▶ Document section:
What are the Basic Statistical Concepts
What Shewhart discovered in the ’20s is that variability is as normal to a manufacturing process as it is to natural phenomena like the movement of molecules in a jar of fluid. No two things can ever be made exactly alike, just as no two things are alike in nature. The key to success in manufacturing is to understand the causes of variability and to have a method that recognizes them. Shewhart found two basic causes of variability: common causes and assignable causes.
Common Causes of Variability
Probability and Chance
If we flip a coin and count the number of heads versus tails, at first we may get a few more of one than the other but over the long run, they will be fairly even (Figure 1.3.1). We say that the probability of heads in a coin toss is 50% or 0.5. Probability is a statistic. For a few coin flips, this probability may not be a reliable indicator of the outcome, but it tends to be more reliable as larger groups of coin tosses are counted. Coin tosses may vary purely by chance, and chance is what is known as a common cause of variability.
Unequal Frequency Distribution
Another example of common causes at work is the throw of the dice. If we repeatedly throw a pair of dice and record the totals, we will get an unequal distribution of results. The possible outcomes are the numbers 2 through 12, but as any craps game player will tell us, the frequency of their occurrence varies. Dice pair combinations total some numbers more frequently than others, as shown in Figure 1.3.2. The number 7 will occur in six combinations whereas the number 12 has only one. Over the long run, the probability of the number 7 occurring is .167 or about 17%, which is greater than the number 2, which is about 3%. A pair of dice produces an example of an unequal frequency distribution, but it is entirely due to common causes.
Whenever the outcomes of a process can be expressed in probabilities, and we are certain about the distribution of outcomes over the long run, we have what is known as a constant-cause system.
As you may have guessed, manufacturing processes sometimes behave like constant-cause systems. The causes of variation are commonplace like dice throws. If left to produce parts continually without change, the variation would remain. It cannot be altered without changing the process itself. Statistics provide us with ways of recognizing variation due to common causes. The main one is the control chart. By using a control chart we can separate common causes from the second type, which are called assignable causes.
Assignable Causes of Variability
A change of materials, excessive tooling wear, a new operator — these types of things would produce variation in a process that is different from variation due to common causes. They disturb a process so that what it produces seems unnatural. A loaded pair of dice is another example. Since we know what a regular pair of dice produces over a large number of rolls, we can be reasonably sure a pair of dice is loaded if, after a large number of rolls, we have more 12s than 7s.

▶ Stated problem 1:
Copy the stored entries word for word, starting at their first line and ending with the line that contains "indicator-name: eSIX2 bbox=[757, 772, 816, 802]", including both of those lines.

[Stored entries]
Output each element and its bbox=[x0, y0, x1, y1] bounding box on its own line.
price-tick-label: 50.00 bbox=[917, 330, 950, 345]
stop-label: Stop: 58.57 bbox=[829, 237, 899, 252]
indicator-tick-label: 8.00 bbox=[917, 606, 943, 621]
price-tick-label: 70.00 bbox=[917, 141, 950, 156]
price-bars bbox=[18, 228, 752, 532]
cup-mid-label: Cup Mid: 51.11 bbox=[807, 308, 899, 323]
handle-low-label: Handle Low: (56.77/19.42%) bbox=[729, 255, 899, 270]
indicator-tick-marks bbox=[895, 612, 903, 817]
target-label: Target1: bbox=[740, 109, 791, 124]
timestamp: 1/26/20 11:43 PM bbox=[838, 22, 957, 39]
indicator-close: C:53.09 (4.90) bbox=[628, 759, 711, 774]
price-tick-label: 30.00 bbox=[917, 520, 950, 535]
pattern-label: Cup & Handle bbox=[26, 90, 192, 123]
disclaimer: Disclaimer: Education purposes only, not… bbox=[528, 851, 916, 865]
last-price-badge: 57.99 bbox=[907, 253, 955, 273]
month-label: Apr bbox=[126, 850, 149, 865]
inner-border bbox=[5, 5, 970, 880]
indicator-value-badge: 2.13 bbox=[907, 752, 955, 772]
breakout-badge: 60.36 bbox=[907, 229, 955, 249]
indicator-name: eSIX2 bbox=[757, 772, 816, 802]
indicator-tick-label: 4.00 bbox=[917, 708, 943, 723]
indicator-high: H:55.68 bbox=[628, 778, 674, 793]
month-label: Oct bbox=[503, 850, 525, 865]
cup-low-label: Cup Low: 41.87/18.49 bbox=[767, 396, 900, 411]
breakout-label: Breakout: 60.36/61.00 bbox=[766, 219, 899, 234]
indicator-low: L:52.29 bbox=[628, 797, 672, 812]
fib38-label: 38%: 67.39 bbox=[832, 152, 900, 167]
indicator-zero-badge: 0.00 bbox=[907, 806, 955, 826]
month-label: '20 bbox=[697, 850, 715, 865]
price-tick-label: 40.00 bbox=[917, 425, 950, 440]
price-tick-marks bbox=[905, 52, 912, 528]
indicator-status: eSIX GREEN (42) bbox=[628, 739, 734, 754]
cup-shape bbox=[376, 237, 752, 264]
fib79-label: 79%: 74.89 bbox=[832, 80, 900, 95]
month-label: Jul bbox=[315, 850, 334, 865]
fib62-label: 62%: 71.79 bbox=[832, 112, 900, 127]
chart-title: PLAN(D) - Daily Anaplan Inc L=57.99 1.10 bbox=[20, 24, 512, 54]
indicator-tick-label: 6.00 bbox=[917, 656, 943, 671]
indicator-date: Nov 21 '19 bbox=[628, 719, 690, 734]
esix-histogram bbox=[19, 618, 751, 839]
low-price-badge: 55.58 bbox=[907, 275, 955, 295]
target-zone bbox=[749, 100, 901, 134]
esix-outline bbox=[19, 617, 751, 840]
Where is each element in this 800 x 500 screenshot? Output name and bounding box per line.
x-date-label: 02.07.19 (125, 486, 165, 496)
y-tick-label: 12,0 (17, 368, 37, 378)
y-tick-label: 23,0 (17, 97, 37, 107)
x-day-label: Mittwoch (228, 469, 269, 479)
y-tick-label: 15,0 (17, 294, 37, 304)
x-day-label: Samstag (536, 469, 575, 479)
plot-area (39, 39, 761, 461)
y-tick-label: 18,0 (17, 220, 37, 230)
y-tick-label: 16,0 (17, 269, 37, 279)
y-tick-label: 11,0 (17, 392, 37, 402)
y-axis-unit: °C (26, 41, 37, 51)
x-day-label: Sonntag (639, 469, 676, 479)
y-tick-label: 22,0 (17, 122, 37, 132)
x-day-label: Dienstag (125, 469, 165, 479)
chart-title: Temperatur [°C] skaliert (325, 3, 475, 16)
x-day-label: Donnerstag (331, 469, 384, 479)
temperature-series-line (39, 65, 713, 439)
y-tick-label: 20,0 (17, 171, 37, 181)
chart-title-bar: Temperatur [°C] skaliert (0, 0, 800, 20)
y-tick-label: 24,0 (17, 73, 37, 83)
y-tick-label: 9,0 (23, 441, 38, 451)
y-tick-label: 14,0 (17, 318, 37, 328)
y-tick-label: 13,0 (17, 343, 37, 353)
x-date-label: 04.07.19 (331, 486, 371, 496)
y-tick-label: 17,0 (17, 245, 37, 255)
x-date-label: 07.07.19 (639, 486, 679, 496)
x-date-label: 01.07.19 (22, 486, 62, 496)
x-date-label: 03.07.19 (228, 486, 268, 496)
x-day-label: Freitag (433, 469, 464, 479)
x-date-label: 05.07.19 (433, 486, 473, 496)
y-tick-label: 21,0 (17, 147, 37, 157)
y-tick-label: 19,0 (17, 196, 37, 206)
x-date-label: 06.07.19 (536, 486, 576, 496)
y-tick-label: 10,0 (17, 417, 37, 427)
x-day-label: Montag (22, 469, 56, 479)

▶ Stated problem 2:
According to the text on basic statistical concepts, what two basic causes of variability did Shewhart find?

▶ Final answer 1:
Output each element and its bbox=[x0, y0, x1, y1] bounding box on its own line.
price-tick-label: 50.00 bbox=[917, 330, 950, 345]
stop-label: Stop: 58.57 bbox=[829, 237, 899, 252]
indicator-tick-label: 8.00 bbox=[917, 606, 943, 621]
price-tick-label: 70.00 bbox=[917, 141, 950, 156]
price-bars bbox=[18, 228, 752, 532]
cup-mid-label: Cup Mid: 51.11 bbox=[807, 308, 899, 323]
handle-low-label: Handle Low: (56.77/19.42%) bbox=[729, 255, 899, 270]
indicator-tick-marks bbox=[895, 612, 903, 817]
target-label: Target1: bbox=[740, 109, 791, 124]
timestamp: 1/26/20 11:43 PM bbox=[838, 22, 957, 39]
indicator-close: C:53.09 (4.90) bbox=[628, 759, 711, 774]
price-tick-label: 30.00 bbox=[917, 520, 950, 535]
pattern-label: Cup & Handle bbox=[26, 90, 192, 123]
disclaimer: Disclaimer: Education purposes only, not… bbox=[528, 851, 916, 865]
last-price-badge: 57.99 bbox=[907, 253, 955, 273]
month-label: Apr bbox=[126, 850, 149, 865]
inner-border bbox=[5, 5, 970, 880]
indicator-value-badge: 2.13 bbox=[907, 752, 955, 772]
breakout-badge: 60.36 bbox=[907, 229, 955, 249]
indicator-name: eSIX2 bbox=[757, 772, 816, 802]

▶ Final answer 2:
Common causes and assignable causes.